Stored entries:
%%
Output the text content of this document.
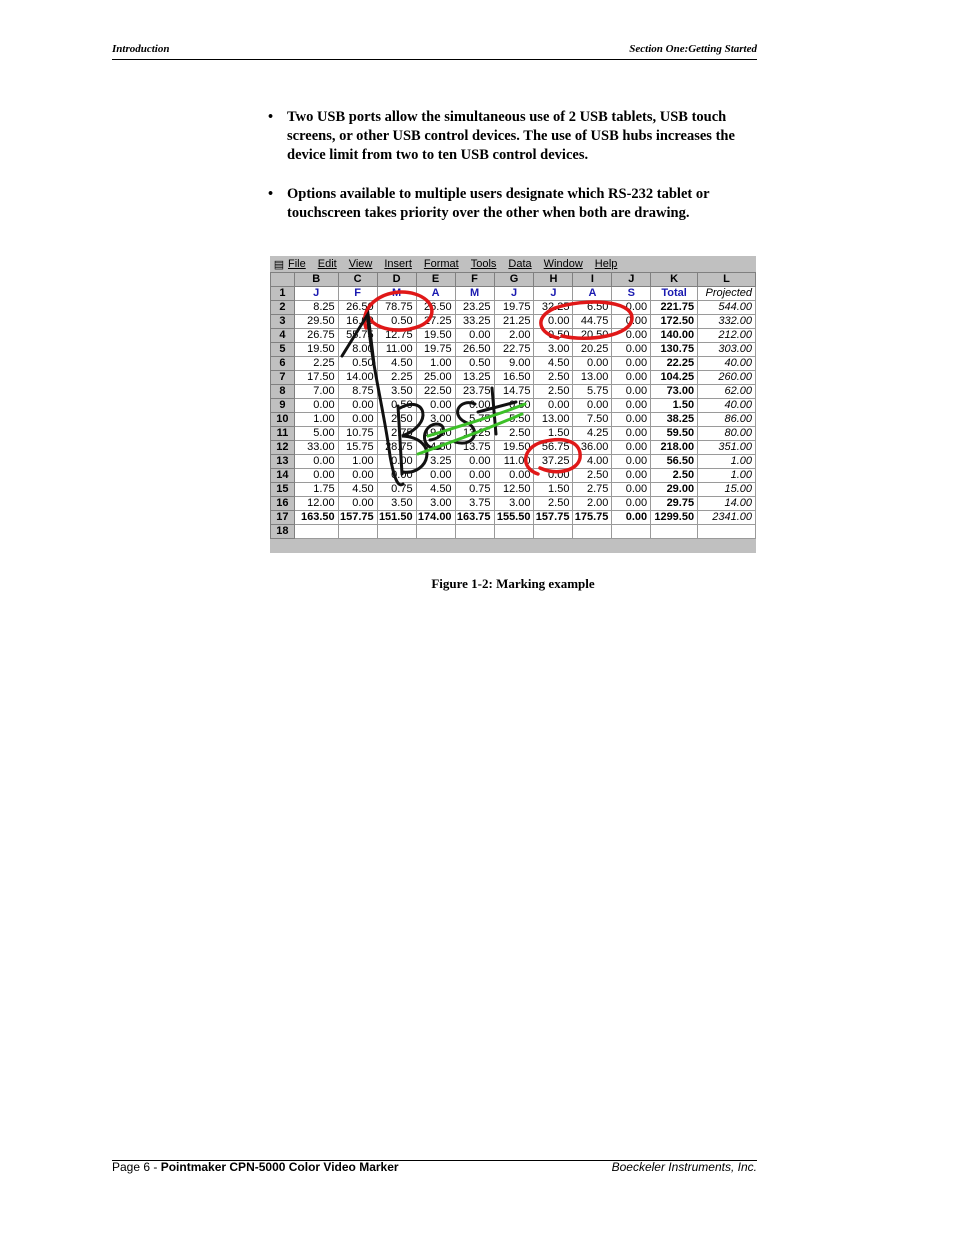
Introduction	Section One:Getting Started
• Two USB ports allow the simultaneous use of 2 USB tablets, USB touch screens, or other USB control devices. The use of USB hubs increases the device limit from two to ten USB control devices.
• Options available to multiple users designate which RS-232 tablet or touchscreen takes priority over the other when both are drawing.
▤ File Edit View Insert Format Tools Data Window Help
	B	C	D	E	F	G	H	I	J	K	L
1	J	F	M	A	M	J	J	A	S	Total	Projected
2	8.25	26.50	78.75	26.50	23.25	19.75	32.25	6.50	0.00	221.75	544.00
3	29.50	16.00	0.50	27.25	33.25	21.25	0.00	44.75	0.00	172.50	332.00
4	26.75	55.75	12.75	19.50	0.00	2.00	0.50	20.50	0.00	140.00	212.00
5	19.50	8.00	11.00	19.75	26.50	22.75	3.00	20.25	0.00	130.75	303.00
6	2.25	0.50	4.50	1.00	0.50	9.00	4.50	0.00	0.00	22.25	40.00
7	17.50	14.00	2.25	25.00	13.25	16.50	2.50	13.00	0.00	104.25	260.00
8	7.00	8.75	3.50	22.50	23.75	14.75	2.50	5.75	0.00	73.00	62.00
9	0.00	0.00	0.50	0.00	0.00	0.50	0.00	0.00	0.00	1.50	40.00
10	1.00	0.00	2.50	3.00	5.75	5.50	13.00	7.50	0.00	38.25	86.00
11	5.00	10.75	2.75	19.50	13.25	2.50	1.50	4.25	0.00	59.50	80.00
12	33.00	15.75	28.75	14.50	13.75	19.50	56.75	36.00	0.00	218.00	351.00
13	0.00	1.00	0.00	3.25	0.00	11.00	37.25	4.00	0.00	56.50	1.00
14	0.00	0.00	0.00	0.00	0.00	0.00	0.00	2.50	0.00	2.50	1.00
15	1.75	4.50	0.75	4.50	0.75	12.50	1.50	2.75	0.00	29.00	15.00
16	12.00	0.00	3.50	3.00	3.75	3.00	2.50	2.00	0.00	29.75	14.00
17	163.50	157.75	151.50	174.00	163.75	155.50	157.75	175.75	0.00	1299.50	2341.00
18											
Figure 1-2: Marking example
Page 6 - Pointmaker CPN-5000 Color Video Marker	Boeckeler Instruments, Inc.
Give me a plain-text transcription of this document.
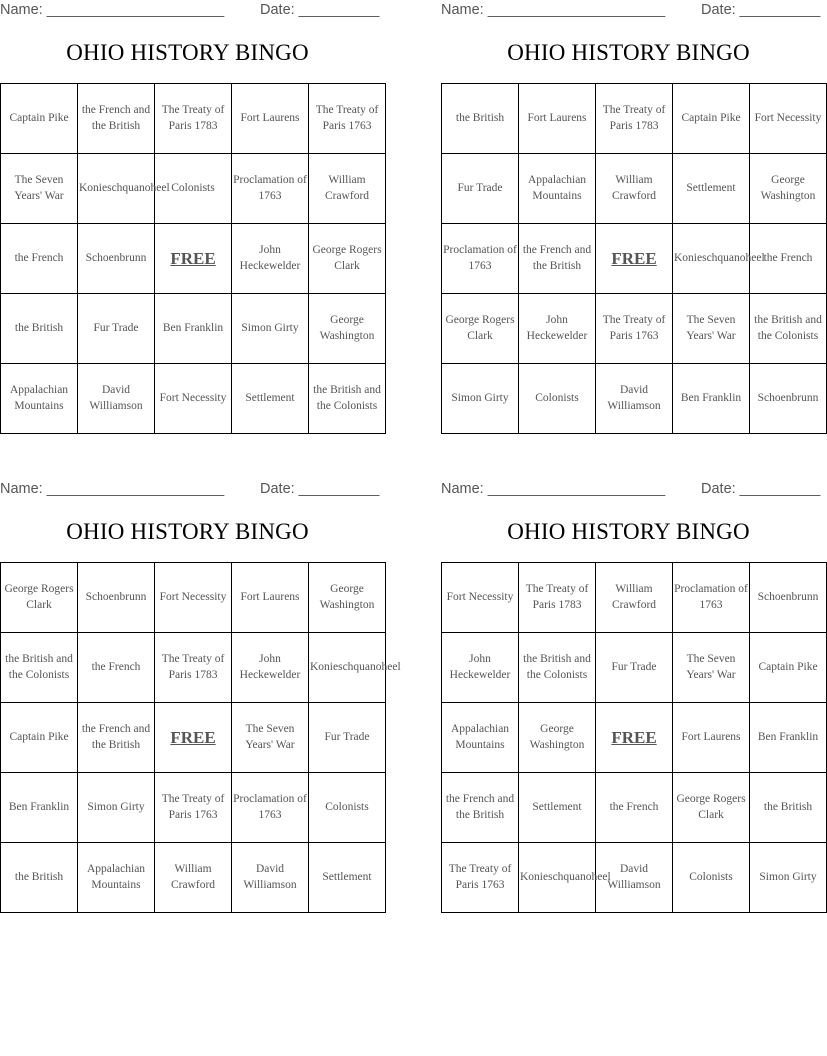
Name: ______________________ Date: __________
OHIO HISTORY BINGO
Captain Pike	the French and the British	The Treaty of Paris 1783	Fort Laurens	The Treaty of Paris 1763
The Seven Years' War	Konieschquanoheel	Colonists	Proclamation of 1763	William Crawford
the French	Schoenbrunn	FREE	John Heckewelder	George Rogers Clark
the British	Fur Trade	Ben Franklin	Simon Girty	George Washington
Appalachian Mountains	David Williamson	Fort Necessity	Settlement	the British and the Colonists
Name: ______________________ Date: __________
OHIO HISTORY BINGO
the British	Fort Laurens	The Treaty of Paris 1783	Captain Pike	Fort Necessity
Fur Trade	Appalachian Mountains	William Crawford	Settlement	George Washington
Proclamation of 1763	the French and the British	FREE	Konieschquanoheel	the French
George Rogers Clark	John Heckewelder	The Treaty of Paris 1763	The Seven Years' War	the British and the Colonists
Simon Girty	Colonists	David Williamson	Ben Franklin	Schoenbrunn
Name: ______________________ Date: __________
OHIO HISTORY BINGO
George Rogers Clark	Schoenbrunn	Fort Necessity	Fort Laurens	George Washington
the British and the Colonists	the French	The Treaty of Paris 1783	John Heckewelder	Konieschquanoheel
Captain Pike	the French and the British	FREE	The Seven Years' War	Fur Trade
Ben Franklin	Simon Girty	The Treaty of Paris 1763	Proclamation of 1763	Colonists
the British	Appalachian Mountains	William Crawford	David Williamson	Settlement
Name: ______________________ Date: __________
OHIO HISTORY BINGO
Fort Necessity	The Treaty of Paris 1783	William Crawford	Proclamation of 1763	Schoenbrunn
John Heckewelder	the British and the Colonists	Fur Trade	The Seven Years' War	Captain Pike
Appalachian Mountains	George Washington	FREE	Fort Laurens	Ben Franklin
the French and the British	Settlement	the French	George Rogers Clark	the British
The Treaty of Paris 1763	Konieschquanoheel	David Williamson	Colonists	Simon Girty
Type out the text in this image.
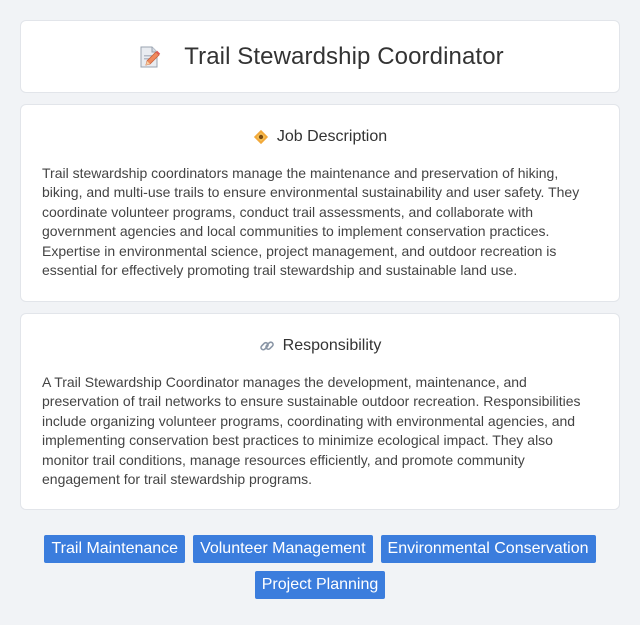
Trail Stewardship Coordinator
Job Description

Trail stewardship coordinators manage the maintenance and preservation of hiking, biking, and multi-use trails to ensure environmental sustainability and user safety. They coordinate volunteer programs, conduct trail assessments, and collaborate with government agencies and local communities to implement conservation practices. Expertise in environmental science, project management, and outdoor recreation is essential for effectively promoting trail stewardship and sustainable land use.

Responsibility

A Trail Stewardship Coordinator manages the development, maintenance, and preservation of trail networks to ensure sustainable outdoor recreation. Responsibilities include organizing volunteer programs, coordinating with environmental agencies, and implementing conservation best practices to minimize ecological impact. They also monitor trail conditions, manage resources efficiently, and promote community engagement for trail stewardship programs.

Trail Maintenance	Volunteer Management	Environmental Conservation
Project Planning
%%
Find the word "Appalachian" in the entries, and copy every line it shows up in.

Appalachian Mountains	David Williamson	Fort Necessity	Settlement	the British and the Colonists
Fur Trade	Appalachian Mountains	William Crawford	Settlement	George Washington
the British	Appalachian Mountains	William Crawford	David Williamson	Settlement
Appalachian Mountains	George Washington	FREE	Fort Laurens	Ben Franklin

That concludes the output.